SHORT EXERCISE: Determine how many lines of the material hold the string "żeby" and reply with only that number.

EXTRACTED INFORMATION:
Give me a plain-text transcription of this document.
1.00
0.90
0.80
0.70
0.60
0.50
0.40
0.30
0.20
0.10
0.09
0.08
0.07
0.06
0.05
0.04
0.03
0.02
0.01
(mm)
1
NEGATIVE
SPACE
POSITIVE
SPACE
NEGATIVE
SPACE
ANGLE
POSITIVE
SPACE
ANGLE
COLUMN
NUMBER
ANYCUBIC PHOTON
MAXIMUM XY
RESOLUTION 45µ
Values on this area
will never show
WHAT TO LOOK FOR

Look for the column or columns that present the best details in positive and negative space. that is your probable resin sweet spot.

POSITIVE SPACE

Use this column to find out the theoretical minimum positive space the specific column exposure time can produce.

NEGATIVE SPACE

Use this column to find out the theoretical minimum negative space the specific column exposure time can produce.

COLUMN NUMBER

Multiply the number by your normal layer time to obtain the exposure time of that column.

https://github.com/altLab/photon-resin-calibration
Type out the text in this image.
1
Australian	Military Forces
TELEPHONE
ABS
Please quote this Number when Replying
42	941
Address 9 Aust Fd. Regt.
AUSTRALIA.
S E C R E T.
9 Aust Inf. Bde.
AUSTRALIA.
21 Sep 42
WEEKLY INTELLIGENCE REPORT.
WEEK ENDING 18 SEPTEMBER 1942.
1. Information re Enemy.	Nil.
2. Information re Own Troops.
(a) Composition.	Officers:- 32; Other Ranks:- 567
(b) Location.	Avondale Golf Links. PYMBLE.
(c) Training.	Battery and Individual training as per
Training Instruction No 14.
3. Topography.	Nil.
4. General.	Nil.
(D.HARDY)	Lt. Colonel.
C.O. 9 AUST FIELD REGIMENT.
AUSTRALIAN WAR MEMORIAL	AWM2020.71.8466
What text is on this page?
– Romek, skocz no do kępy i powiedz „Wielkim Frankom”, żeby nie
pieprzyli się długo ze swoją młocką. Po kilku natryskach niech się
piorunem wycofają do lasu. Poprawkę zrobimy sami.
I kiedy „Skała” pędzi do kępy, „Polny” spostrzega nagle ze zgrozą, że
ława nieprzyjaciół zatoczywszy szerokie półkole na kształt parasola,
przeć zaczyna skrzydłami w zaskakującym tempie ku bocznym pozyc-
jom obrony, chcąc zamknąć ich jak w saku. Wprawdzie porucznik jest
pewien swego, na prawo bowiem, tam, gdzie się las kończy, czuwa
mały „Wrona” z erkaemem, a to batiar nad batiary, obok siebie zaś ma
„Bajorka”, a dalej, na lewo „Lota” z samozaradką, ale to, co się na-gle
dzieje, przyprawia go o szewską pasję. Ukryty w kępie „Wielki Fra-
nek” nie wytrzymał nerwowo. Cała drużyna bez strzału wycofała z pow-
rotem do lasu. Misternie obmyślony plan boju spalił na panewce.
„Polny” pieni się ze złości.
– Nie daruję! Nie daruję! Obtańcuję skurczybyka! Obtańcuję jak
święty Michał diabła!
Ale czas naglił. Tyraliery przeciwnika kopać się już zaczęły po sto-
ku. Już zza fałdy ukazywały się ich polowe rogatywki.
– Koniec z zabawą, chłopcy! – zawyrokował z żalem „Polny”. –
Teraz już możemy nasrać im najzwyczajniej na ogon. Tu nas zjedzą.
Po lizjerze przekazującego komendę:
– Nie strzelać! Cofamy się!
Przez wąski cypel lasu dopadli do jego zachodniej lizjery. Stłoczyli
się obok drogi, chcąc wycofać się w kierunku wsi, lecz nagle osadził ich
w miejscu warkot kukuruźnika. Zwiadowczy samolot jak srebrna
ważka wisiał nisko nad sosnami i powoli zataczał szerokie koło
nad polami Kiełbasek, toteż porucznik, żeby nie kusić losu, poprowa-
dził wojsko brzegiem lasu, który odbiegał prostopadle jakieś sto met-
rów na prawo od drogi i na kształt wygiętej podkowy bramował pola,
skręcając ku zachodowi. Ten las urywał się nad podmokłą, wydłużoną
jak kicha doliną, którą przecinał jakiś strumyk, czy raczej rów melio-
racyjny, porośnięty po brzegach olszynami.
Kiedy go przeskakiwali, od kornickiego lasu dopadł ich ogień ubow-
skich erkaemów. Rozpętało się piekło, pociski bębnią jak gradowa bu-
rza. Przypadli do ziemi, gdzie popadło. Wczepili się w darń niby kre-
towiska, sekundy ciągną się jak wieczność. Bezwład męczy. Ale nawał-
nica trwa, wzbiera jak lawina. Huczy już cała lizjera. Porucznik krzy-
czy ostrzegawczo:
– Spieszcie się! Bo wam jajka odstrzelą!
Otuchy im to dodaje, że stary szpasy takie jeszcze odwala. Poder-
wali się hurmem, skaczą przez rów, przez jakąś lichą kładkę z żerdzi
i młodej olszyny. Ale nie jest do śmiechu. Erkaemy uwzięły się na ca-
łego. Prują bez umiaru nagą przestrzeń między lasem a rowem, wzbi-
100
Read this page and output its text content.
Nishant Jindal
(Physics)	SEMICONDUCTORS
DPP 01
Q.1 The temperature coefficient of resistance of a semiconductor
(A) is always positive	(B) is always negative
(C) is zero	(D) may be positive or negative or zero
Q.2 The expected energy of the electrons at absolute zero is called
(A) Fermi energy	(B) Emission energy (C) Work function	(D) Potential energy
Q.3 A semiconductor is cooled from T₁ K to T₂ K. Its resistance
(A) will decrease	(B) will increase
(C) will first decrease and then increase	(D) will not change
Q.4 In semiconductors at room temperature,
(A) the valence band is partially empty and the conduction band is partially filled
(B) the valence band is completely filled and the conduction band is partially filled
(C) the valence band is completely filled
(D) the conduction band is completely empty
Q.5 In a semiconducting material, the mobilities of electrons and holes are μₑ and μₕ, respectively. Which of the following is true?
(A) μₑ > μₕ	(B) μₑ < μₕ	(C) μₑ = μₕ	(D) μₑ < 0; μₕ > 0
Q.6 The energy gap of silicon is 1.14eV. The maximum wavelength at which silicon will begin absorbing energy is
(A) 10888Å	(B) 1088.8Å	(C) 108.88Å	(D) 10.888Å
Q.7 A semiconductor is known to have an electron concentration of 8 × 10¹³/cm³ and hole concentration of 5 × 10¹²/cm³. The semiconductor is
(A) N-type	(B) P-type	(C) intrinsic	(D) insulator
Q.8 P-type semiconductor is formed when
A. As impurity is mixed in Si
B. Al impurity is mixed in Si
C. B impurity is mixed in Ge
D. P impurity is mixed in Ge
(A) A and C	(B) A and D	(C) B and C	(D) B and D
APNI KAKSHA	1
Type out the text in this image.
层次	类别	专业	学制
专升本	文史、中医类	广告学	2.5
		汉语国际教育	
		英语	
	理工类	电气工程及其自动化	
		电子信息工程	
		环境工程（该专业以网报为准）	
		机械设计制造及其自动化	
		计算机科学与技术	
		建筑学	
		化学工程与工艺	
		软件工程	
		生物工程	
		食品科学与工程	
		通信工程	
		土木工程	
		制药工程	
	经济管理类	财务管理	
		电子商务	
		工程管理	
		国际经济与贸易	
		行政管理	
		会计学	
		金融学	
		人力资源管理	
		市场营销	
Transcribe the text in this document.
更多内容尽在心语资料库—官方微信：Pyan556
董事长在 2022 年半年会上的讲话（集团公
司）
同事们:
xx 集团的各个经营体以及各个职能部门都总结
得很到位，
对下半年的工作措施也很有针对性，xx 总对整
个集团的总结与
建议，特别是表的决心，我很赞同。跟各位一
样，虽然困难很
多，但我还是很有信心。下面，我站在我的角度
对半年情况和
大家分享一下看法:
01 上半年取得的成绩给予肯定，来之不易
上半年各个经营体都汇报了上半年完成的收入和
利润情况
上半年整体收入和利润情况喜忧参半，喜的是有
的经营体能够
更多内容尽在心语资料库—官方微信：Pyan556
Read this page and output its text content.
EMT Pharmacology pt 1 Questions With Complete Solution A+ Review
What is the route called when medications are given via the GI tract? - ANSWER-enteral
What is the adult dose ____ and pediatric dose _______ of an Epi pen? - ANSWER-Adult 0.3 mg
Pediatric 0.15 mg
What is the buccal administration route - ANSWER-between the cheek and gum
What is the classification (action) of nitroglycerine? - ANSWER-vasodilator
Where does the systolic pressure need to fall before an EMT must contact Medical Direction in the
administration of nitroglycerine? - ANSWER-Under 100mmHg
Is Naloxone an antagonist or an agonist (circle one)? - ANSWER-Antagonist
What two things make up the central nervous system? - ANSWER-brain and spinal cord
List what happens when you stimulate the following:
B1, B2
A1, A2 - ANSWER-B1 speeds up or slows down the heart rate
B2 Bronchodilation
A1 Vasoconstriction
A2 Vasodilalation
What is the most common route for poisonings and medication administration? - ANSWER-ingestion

CORRECT RESPONSE: 2